§ JOB
Without the images, write out the whole listing exactly.

§ RECORDS SUPPLIED
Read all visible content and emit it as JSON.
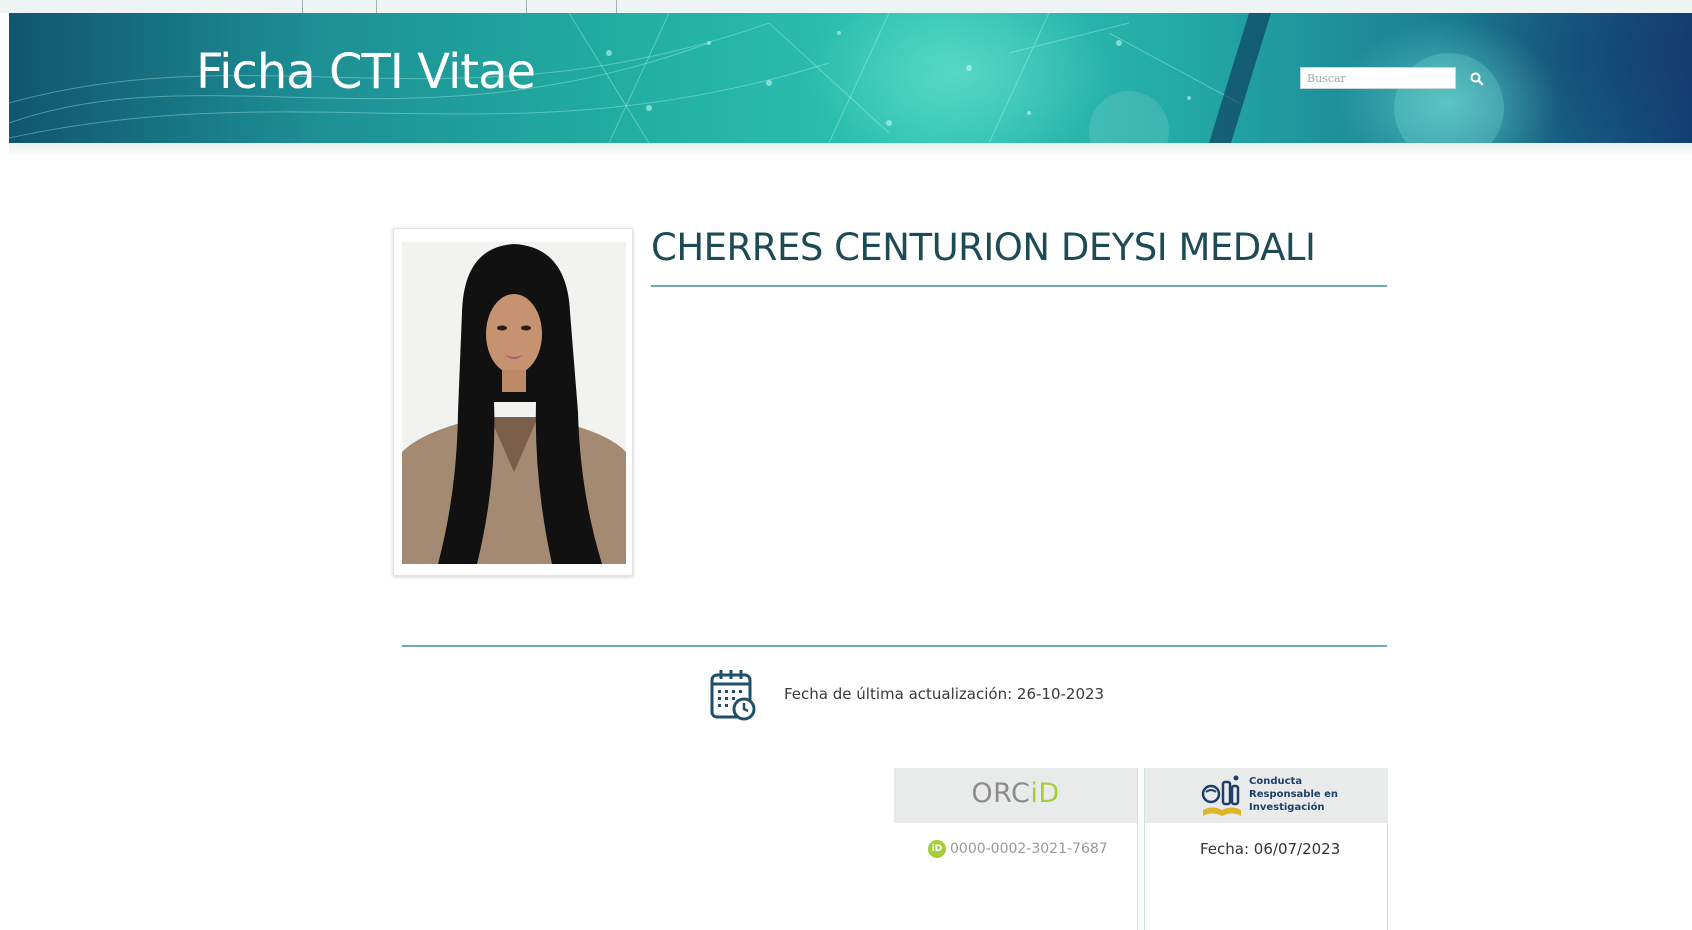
{
  "header": {
    "site_title": "Ficha CTI Vitae",
    "search": {
      "placeholder": "Buscar"
    },
    "search_icon": "search-icon"
  },
  "profile": {
    "name": "CHERRES CENTURION DEYSI MEDALI",
    "photo_alt": "profile-photo"
  },
  "update": {
    "icon": "calendar-clock-icon",
    "text": "Fecha de última actualización: 26-10-2023"
  },
  "orcid": {
    "logo_prefix": "ORC",
    "logo_suffix": "iD",
    "badge": "iD",
    "id": "0000-0002-3021-7687",
    "accent_color": "#a6ce39"
  },
  "conduct": {
    "line1": "Conducta",
    "line2": "Responsable en",
    "line3": "Investigación",
    "date_text": "Fecha:  06/07/2023"
  },
  "colors": {
    "banner_primary": "#22b0a2",
    "title_text": "#1c4a55",
    "rule": "#6fa9b1"
  }
}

§ RESPONSE BELOW
Read all visible content and emit it as JSON.
{
  "header": {
    "site_title": "Ficha CTI Vitae",
    "search": {
      "placeholder": "Buscar"
    },
    "search_icon": "search-icon"
  },
  "profile": {
    "name": "CHERRES CENTURION DEYSI MEDALI",
    "photo_alt": "profile-photo"
  },
  "update": {
    "icon": "calendar-clock-icon",
    "text": "Fecha de última actualización: 26-10-2023"
  },
  "orcid": {
    "logo_prefix": "ORC",
    "logo_suffix": "iD",
    "badge": "iD",
    "id": "0000-0002-3021-7687",
    "accent_color": "#a6ce39"
  },
  "conduct": {
    "line1": "Conducta",
    "line2": "Responsable en",
    "line3": "Investigación",
    "date_text": "Fecha:  06/07/2023"
  },
  "colors": {
    "banner_primary": "#22b0a2",
    "title_text": "#1c4a55",
    "rule": "#6fa9b1"
  }
}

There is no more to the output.